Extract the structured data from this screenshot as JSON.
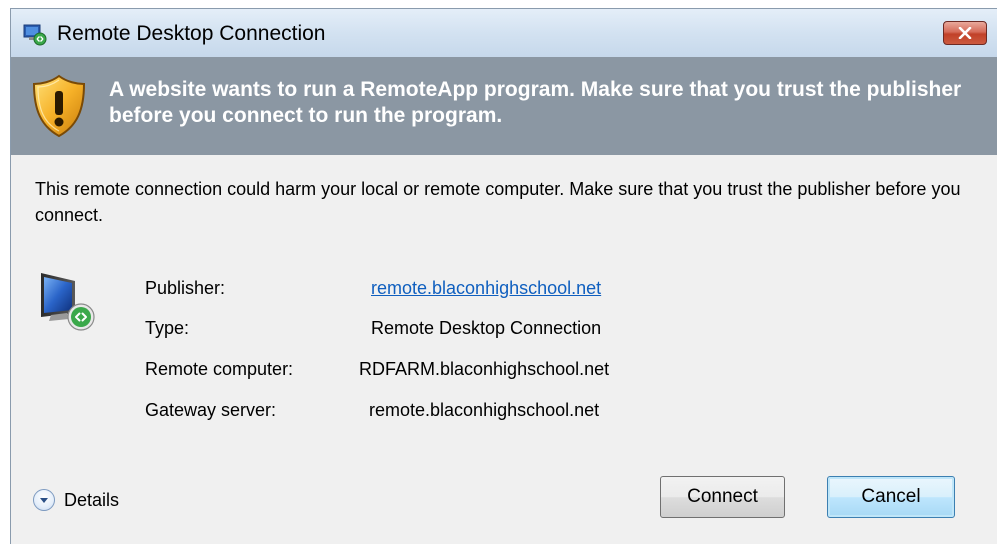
{
  "window": {
    "title": "Remote Desktop Connection",
    "close_glyph": "✕"
  },
  "banner": {
    "message": "A website wants to run a RemoteApp program. Make sure that you trust the publisher before you connect to run the program.",
    "icon": "shield-warning-icon"
  },
  "body": {
    "message": "This remote connection could harm your local or remote computer. Make sure that you trust the publisher before you connect."
  },
  "info": {
    "icon": "remote-computer-icon",
    "publisher_label": "Publisher:",
    "publisher_value": "remote.blaconhighschool.net",
    "type_label": "Type:",
    "type_value": "Remote Desktop Connection",
    "remote_label": "Remote computer:",
    "remote_value": "RDFARM.blaconhighschool.net",
    "gateway_label": "Gateway server:",
    "gateway_value": "remote.blaconhighschool.net"
  },
  "footer": {
    "details_label": "Details",
    "connect_label": "Connect",
    "cancel_label": "Cancel"
  },
  "colors": {
    "banner_bg": "#8b97a3",
    "link": "#0f5fbf",
    "close_button": "#c14129"
  }
}
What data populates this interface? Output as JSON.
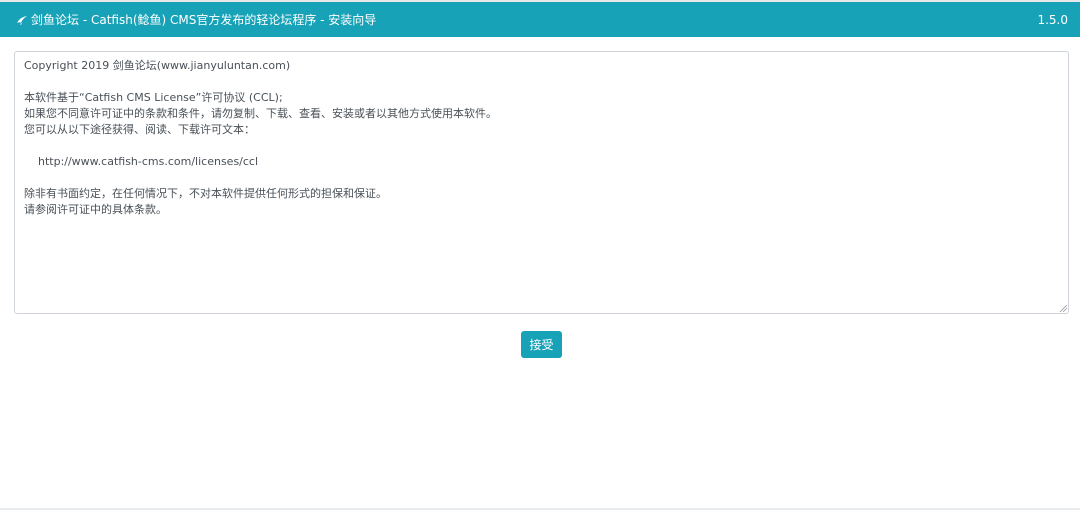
{
  "header": {
    "logo_icon": "swordfish-logo-icon",
    "title": "剑鱼论坛 - Catfish(鲶鱼) CMS官方发布的轻论坛程序 - 安装向导",
    "version": "1.5.0",
    "background_color": "#17a2b8"
  },
  "license": {
    "text": "Copyright 2019 剑鱼论坛(www.jianyuluntan.com)\n\n本软件基于“Catfish CMS License”许可协议 (CCL);\n如果您不同意许可证中的条款和条件，请勿复制、下载、查看、安装或者以其他方式使用本软件。\n您可以从以下途径获得、阅读、下载许可文本：\n\n    http://www.catfish-cms.com/licenses/ccl\n\n除非有书面约定，在任何情况下，不对本软件提供任何形式的担保和保证。\n请参阅许可证中的具体条款。"
  },
  "actions": {
    "accept_label": "接受",
    "accept_color": "#17a2b8"
  }
}
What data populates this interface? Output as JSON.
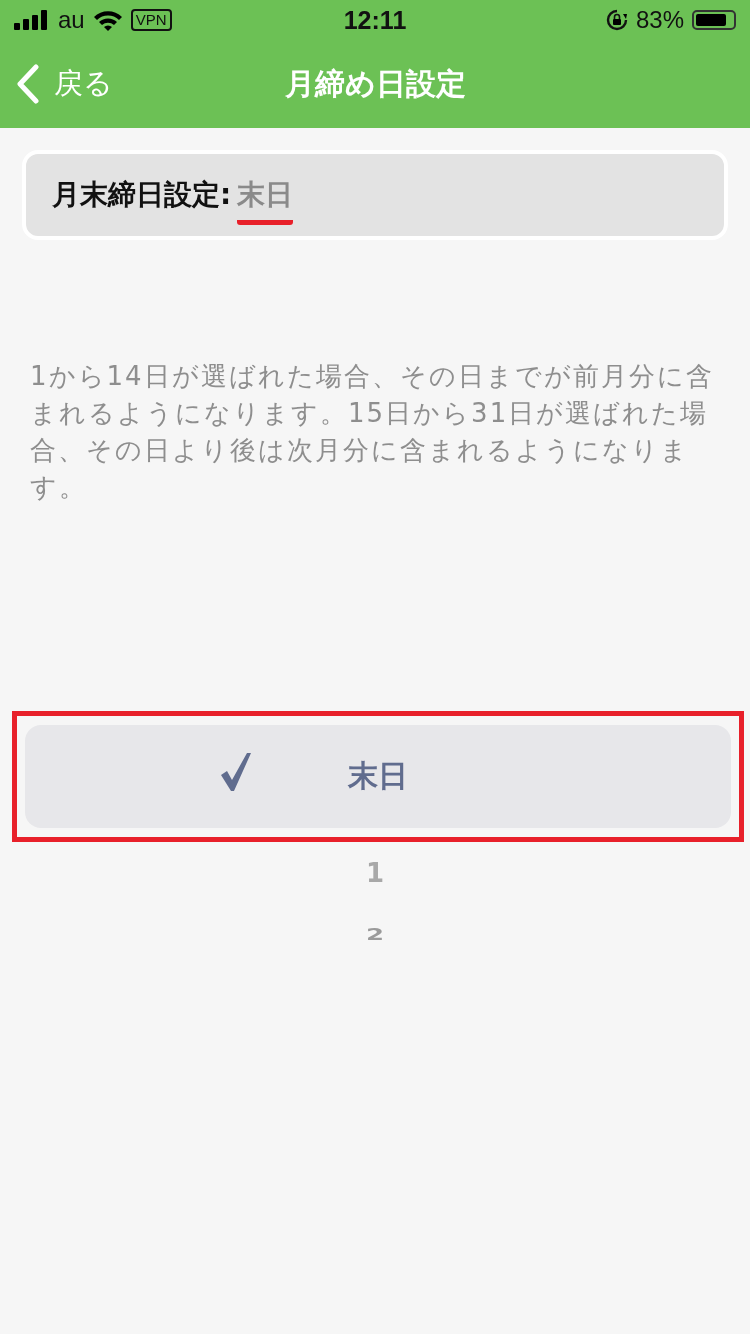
{
  "status_bar": {
    "carrier": "au",
    "vpn": "VPN",
    "time": "12:11",
    "battery": "83%"
  },
  "nav_bar": {
    "back": "戻る",
    "title": "月締め日設定"
  },
  "setting": {
    "label": "月末締日設定:",
    "value": "末日",
    "underlined": true
  },
  "description": "1から14日が選ばれた場合、その日までが前月分に含まれるようになります。15日から31日が選ばれた場合、その日より後は次月分に含まれるようになります。",
  "picker": {
    "highlighted": true,
    "options": [
      {
        "label": "末日",
        "selected": true
      },
      {
        "label": "1",
        "selected": false
      },
      {
        "label": "2",
        "selected": false
      }
    ]
  }
}
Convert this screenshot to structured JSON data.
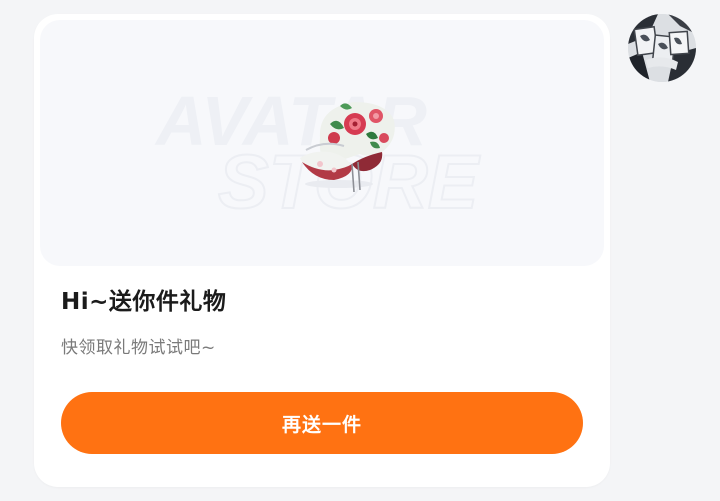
{
  "gift_card": {
    "preview": {
      "watermark_line1": "AVATAR",
      "watermark_line2": "STORE",
      "item_icon": "floral-beanie-hat-icon"
    },
    "title": "Hi~送你件礼物",
    "subtitle": "快领取礼物试试吧~",
    "action_button_label": "再送一件"
  },
  "user": {
    "avatar_icon": "user-avatar-photo"
  },
  "colors": {
    "page_background": "#f4f5f7",
    "card_background": "#ffffff",
    "preview_background": "#f7f8fb",
    "accent": "#ff7212",
    "title_text": "#1b1b1b",
    "subtitle_text": "#7a7a7a"
  }
}
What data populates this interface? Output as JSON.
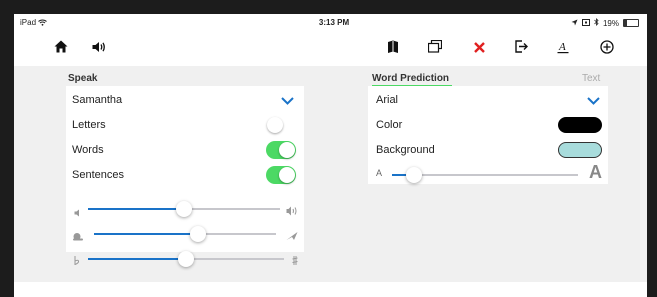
{
  "statusbar": {
    "device": "iPad",
    "time": "3:13 PM",
    "battery": "19%"
  },
  "toolbar": {
    "left": [
      {
        "icon": "home-icon"
      },
      {
        "icon": "speaker-icon"
      }
    ],
    "right": [
      {
        "icon": "book-icon"
      },
      {
        "icon": "windows-icon"
      },
      {
        "icon": "close-icon"
      },
      {
        "icon": "exit-icon"
      },
      {
        "icon": "text-style-icon"
      },
      {
        "icon": "add-circle-icon"
      }
    ]
  },
  "speak": {
    "title": "Speak",
    "voice": "Samantha",
    "rows": [
      {
        "label": "Letters",
        "on": false
      },
      {
        "label": "Words",
        "on": true
      },
      {
        "label": "Sentences",
        "on": true
      }
    ],
    "sliders": [
      {
        "name": "volume",
        "value": 0.5
      },
      {
        "name": "speed",
        "value": 0.57
      },
      {
        "name": "pitch",
        "value": 0.5
      }
    ]
  },
  "prediction": {
    "tab_active": "Word Prediction",
    "tab_inactive": "Text",
    "font": "Arial",
    "color_label": "Color",
    "color_value": "#000000",
    "background_label": "Background",
    "background_value": "#a8dcdc",
    "size_small": "A",
    "size_large": "A",
    "size_value": 0.12
  },
  "colors": {
    "accent": "#1a73c8",
    "toggle_on": "#4cd964",
    "close": "#e02020",
    "underline": "#4cd964"
  }
}
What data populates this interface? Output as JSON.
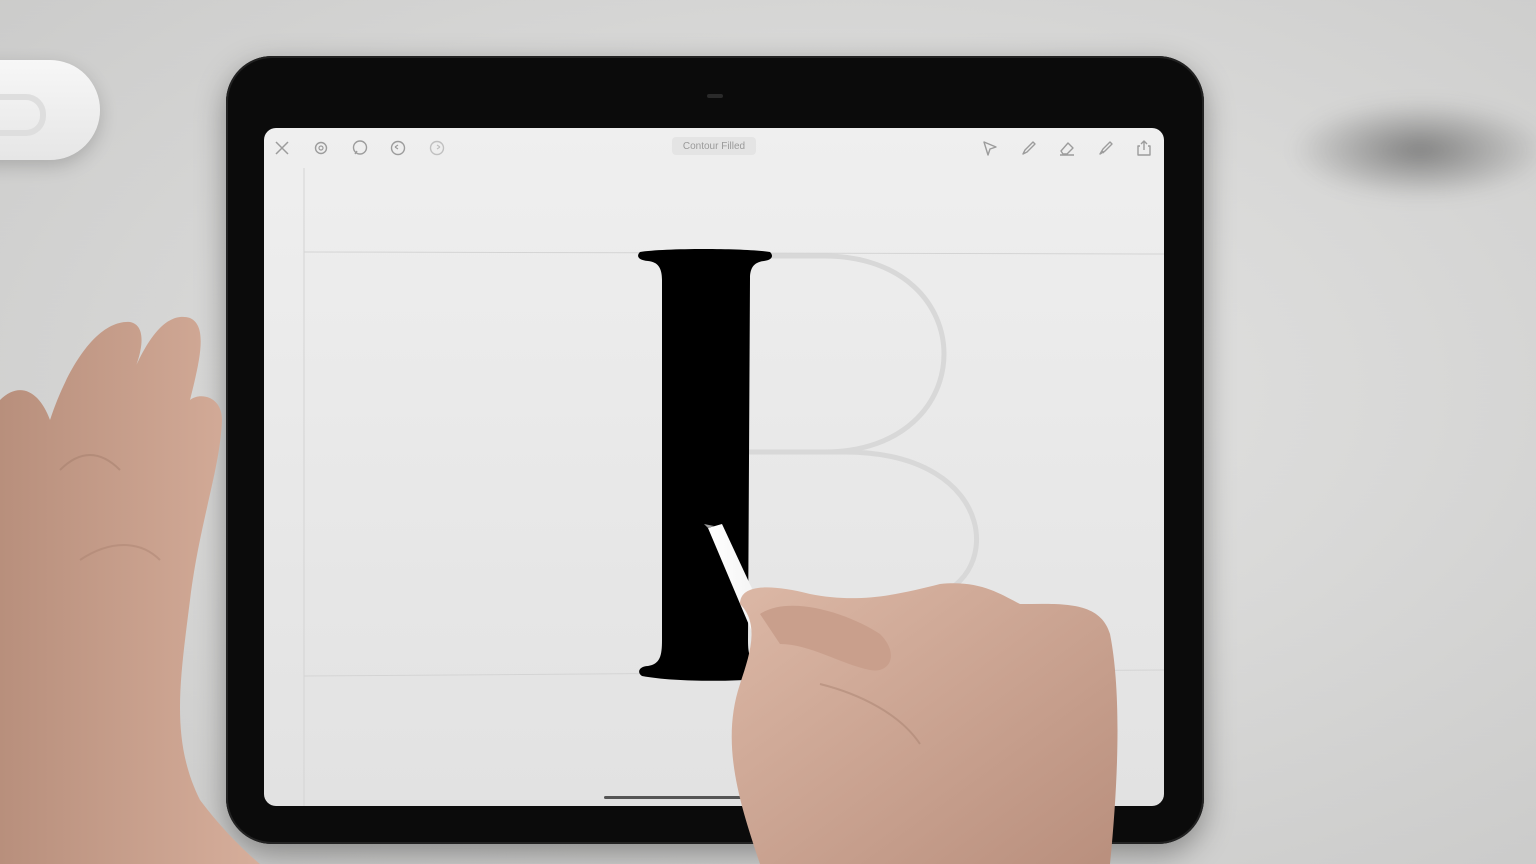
{
  "document": {
    "title": "Contour Filled"
  },
  "toolbar": {
    "left_icons": [
      "close-icon",
      "settings-icon",
      "comment-icon",
      "undo-icon",
      "redo-icon"
    ],
    "right_icons": [
      "select-arrow-icon",
      "pen-icon",
      "eraser-icon",
      "brush-icon",
      "share-icon"
    ]
  },
  "canvas": {
    "drawn_glyph": "I",
    "guide_glyph": "B"
  },
  "colors": {
    "ink": "#000000",
    "guide": "#d6d6d6",
    "icon": "#9c9c9c"
  }
}
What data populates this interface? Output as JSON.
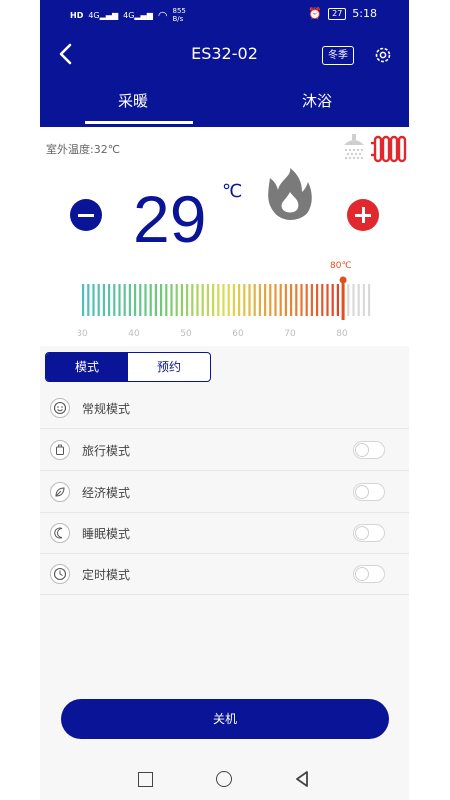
{
  "status_bar": {
    "network_speed": "855",
    "network_speed_unit": "B/s",
    "signal_1": "4G",
    "signal_2": "4G",
    "battery": "27",
    "time": "5:18"
  },
  "header": {
    "title": "ES32-02",
    "season_button": "冬季"
  },
  "tabs": [
    {
      "label": "采暖",
      "active": true
    },
    {
      "label": "沐浴",
      "active": false
    }
  ],
  "heating": {
    "outdoor_temp": "室外温度:32℃",
    "setpoint": "29",
    "unit": "℃",
    "scale_marker": "80℃",
    "scale_labels": [
      "30",
      "40",
      "50",
      "60",
      "70",
      "80"
    ],
    "scale_min": 30,
    "scale_max": 85,
    "scale_current": 80
  },
  "segment": {
    "mode_label": "模式",
    "schedule_label": "预约"
  },
  "modes": [
    {
      "label": "常规模式",
      "icon": "smile-icon",
      "has_toggle": false,
      "enabled": true
    },
    {
      "label": "旅行模式",
      "icon": "luggage-icon",
      "has_toggle": true,
      "enabled": false
    },
    {
      "label": "经济模式",
      "icon": "leaf-icon",
      "has_toggle": true,
      "enabled": false
    },
    {
      "label": "睡眠模式",
      "icon": "moon-icon",
      "has_toggle": true,
      "enabled": false
    },
    {
      "label": "定时模式",
      "icon": "clock-icon",
      "has_toggle": true,
      "enabled": false
    }
  ],
  "power_button": "关机",
  "colors": {
    "primary": "#0a1496",
    "accent_red": "#e0282e"
  }
}
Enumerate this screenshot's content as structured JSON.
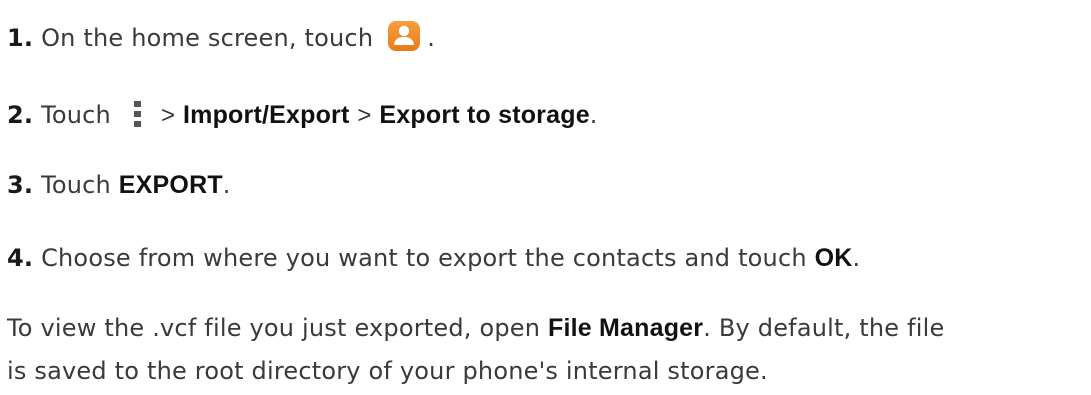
{
  "steps": [
    {
      "number": "1.",
      "text_before": "On the home screen, touch",
      "icon": "contacts-app-icon",
      "text_after": "."
    },
    {
      "number": "2.",
      "text_before": "Touch",
      "icon": "more-menu-icon",
      "separator": ">",
      "item1": "Import/Export",
      "item2": "Export to storage",
      "text_after": "."
    },
    {
      "number": "3.",
      "text_before": "Touch",
      "bold": "EXPORT",
      "text_after": "."
    },
    {
      "number": "4.",
      "text_before": "Choose from where you want to export the contacts and touch",
      "bold": "OK",
      "text_after": "."
    }
  ],
  "note": {
    "before": "To view the .vcf file you just exported, open",
    "bold": "File Manager",
    "after": ". By default, the file",
    "line2": "is saved to the root directory of your phone's internal storage."
  },
  "colors": {
    "icon_orange": "#f08a24",
    "text": "#3a3a3a"
  }
}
########################################
Keep only those lines of the records that hold "bold", and return them.

**Task answer**
      "bold": "EXPORT",
      "bold": "OK",
    "bold": "File Manager",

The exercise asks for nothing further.